## Items
+===+
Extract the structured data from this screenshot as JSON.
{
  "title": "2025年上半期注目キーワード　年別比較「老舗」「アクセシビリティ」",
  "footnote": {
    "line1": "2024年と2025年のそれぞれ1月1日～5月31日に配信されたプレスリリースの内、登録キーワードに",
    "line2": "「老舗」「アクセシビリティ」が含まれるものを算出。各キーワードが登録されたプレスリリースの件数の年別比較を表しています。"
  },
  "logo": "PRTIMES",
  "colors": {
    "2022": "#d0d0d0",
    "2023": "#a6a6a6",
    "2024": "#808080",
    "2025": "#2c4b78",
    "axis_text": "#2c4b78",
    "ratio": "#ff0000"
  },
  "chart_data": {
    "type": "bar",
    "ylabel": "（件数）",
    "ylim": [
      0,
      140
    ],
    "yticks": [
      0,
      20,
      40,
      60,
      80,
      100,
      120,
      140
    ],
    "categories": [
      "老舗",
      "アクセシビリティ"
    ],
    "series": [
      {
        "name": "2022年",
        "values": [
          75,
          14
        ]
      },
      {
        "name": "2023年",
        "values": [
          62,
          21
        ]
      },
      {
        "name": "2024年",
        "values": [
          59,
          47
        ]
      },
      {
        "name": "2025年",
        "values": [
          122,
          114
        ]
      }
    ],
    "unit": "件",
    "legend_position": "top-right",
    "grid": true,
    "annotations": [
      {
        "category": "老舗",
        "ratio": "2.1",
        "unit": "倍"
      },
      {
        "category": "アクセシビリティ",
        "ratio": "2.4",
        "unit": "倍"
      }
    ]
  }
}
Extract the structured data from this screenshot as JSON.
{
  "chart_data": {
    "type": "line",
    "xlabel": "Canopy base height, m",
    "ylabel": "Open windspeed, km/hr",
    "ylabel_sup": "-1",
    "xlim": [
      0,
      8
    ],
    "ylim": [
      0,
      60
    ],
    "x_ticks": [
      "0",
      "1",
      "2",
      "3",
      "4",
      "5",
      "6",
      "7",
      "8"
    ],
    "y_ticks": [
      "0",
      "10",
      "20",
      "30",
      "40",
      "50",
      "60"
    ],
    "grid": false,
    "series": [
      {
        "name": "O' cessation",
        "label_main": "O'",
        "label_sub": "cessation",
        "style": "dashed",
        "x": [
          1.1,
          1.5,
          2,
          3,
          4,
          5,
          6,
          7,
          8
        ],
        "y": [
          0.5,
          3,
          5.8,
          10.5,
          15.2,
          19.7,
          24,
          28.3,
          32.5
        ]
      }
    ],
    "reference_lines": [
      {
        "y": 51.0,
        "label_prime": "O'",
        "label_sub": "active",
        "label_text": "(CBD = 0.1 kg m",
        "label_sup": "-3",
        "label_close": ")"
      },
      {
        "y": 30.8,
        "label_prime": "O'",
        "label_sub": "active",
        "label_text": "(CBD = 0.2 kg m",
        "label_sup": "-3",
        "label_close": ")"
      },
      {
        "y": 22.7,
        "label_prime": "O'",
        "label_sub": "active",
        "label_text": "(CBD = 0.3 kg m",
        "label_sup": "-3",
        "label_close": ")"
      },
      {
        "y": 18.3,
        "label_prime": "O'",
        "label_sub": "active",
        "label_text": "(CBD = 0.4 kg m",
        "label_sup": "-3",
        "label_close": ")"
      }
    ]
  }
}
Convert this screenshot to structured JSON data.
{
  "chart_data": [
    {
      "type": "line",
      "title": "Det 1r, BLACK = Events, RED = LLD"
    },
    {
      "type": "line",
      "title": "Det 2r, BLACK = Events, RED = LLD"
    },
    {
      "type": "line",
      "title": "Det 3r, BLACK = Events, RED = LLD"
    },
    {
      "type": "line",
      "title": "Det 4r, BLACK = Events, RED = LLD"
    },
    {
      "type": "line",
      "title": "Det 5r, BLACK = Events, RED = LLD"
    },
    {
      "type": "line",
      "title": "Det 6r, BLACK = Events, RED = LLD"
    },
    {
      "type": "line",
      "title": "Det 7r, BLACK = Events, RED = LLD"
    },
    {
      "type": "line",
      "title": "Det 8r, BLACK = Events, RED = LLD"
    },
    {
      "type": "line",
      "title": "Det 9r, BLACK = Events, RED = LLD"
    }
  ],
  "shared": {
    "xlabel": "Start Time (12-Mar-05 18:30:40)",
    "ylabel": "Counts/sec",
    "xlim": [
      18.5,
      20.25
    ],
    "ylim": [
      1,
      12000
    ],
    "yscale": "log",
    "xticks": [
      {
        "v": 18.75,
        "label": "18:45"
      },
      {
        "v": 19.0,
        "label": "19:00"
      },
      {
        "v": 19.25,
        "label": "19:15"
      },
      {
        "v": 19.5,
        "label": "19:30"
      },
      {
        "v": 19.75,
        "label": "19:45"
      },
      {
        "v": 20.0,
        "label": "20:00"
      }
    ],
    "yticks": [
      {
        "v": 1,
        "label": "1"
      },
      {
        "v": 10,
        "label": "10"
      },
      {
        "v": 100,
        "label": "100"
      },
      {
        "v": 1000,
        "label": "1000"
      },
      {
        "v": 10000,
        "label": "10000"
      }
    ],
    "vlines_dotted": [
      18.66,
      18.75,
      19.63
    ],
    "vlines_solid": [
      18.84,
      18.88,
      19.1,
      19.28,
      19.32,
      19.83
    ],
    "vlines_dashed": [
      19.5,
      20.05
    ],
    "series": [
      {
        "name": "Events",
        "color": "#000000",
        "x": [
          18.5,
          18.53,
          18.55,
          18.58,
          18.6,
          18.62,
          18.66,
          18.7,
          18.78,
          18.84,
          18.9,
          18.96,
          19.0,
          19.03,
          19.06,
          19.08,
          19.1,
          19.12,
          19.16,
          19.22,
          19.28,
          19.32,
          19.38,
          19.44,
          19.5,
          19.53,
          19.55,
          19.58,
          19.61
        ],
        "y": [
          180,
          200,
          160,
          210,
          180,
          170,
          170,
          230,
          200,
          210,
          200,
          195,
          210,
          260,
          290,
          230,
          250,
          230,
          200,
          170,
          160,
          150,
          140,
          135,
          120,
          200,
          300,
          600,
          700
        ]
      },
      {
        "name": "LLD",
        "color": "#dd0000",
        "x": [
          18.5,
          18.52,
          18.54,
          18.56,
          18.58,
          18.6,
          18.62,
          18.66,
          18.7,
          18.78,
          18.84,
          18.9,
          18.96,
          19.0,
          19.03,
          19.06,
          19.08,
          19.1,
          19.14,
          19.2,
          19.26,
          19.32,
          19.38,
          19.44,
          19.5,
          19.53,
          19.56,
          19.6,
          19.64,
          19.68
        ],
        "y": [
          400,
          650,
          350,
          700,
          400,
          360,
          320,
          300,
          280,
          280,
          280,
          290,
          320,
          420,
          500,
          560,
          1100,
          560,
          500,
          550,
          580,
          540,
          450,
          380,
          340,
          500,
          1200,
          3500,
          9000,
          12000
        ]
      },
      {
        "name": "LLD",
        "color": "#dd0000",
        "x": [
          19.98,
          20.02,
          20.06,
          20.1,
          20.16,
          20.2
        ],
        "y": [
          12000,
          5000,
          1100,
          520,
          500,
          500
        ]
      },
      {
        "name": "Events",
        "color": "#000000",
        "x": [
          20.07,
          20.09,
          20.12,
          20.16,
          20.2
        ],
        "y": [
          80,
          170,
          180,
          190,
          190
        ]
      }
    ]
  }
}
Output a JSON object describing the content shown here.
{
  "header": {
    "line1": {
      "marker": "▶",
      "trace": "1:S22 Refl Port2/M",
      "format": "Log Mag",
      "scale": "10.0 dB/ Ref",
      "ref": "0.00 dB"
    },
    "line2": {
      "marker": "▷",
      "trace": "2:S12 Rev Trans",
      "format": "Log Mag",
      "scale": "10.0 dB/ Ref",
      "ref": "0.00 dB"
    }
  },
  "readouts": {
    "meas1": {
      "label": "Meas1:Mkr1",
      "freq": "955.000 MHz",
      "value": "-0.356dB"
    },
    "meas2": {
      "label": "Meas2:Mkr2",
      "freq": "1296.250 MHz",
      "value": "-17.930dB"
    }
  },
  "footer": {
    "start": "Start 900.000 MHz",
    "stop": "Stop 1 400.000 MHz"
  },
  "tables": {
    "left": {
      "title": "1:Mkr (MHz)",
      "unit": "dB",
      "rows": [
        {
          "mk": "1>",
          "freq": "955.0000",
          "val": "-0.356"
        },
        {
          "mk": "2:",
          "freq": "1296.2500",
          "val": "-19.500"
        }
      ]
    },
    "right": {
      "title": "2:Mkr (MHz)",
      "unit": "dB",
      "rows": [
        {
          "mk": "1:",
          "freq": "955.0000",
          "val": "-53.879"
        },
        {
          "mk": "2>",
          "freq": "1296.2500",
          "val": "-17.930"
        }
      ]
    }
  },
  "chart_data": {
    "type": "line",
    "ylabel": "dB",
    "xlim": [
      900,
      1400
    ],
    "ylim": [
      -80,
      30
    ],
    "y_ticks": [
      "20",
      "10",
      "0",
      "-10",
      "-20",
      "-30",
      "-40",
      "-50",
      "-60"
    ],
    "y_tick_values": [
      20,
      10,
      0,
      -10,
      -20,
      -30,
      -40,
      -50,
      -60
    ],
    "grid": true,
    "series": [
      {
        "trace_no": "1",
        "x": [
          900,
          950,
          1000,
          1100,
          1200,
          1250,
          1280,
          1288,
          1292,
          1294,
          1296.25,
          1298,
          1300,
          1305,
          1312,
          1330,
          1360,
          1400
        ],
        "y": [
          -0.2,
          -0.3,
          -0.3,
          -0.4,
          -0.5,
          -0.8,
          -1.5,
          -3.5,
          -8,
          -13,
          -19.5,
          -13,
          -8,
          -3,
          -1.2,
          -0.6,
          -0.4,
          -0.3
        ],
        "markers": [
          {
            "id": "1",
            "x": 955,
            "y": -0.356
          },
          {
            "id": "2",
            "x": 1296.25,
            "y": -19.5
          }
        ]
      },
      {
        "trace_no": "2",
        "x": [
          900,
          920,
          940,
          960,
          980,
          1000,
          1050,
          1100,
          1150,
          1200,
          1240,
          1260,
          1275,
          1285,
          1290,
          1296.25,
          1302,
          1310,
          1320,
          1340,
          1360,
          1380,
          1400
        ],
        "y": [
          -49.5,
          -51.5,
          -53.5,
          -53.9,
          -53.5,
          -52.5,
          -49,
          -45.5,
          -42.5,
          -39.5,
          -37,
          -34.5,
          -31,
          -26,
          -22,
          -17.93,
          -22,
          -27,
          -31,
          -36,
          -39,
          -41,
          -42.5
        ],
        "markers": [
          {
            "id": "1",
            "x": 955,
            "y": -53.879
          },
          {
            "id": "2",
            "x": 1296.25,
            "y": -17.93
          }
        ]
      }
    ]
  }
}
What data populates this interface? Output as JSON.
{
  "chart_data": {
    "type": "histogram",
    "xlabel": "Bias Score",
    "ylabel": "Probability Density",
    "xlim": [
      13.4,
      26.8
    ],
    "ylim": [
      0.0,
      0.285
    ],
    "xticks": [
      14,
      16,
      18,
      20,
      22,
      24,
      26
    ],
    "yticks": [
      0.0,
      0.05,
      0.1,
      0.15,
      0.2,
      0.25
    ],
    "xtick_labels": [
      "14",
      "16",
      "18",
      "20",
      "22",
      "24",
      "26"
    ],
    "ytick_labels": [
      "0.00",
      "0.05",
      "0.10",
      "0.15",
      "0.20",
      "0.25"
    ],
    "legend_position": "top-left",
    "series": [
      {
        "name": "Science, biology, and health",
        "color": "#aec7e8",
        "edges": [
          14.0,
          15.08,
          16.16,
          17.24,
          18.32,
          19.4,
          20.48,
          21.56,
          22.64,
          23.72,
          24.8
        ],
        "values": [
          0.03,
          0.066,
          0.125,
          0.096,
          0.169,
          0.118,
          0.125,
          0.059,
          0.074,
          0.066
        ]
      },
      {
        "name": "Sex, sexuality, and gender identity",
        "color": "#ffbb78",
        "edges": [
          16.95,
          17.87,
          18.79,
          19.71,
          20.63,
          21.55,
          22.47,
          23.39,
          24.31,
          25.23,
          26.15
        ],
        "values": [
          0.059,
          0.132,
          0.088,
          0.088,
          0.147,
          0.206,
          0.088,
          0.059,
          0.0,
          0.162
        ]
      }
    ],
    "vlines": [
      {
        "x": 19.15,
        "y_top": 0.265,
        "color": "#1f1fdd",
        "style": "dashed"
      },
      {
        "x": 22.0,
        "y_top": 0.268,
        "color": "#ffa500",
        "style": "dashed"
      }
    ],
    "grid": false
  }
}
+===+
## Objective
Find how many lines of the material carry the string "xlabel". Only the number should be in the answer.

## Task solution
3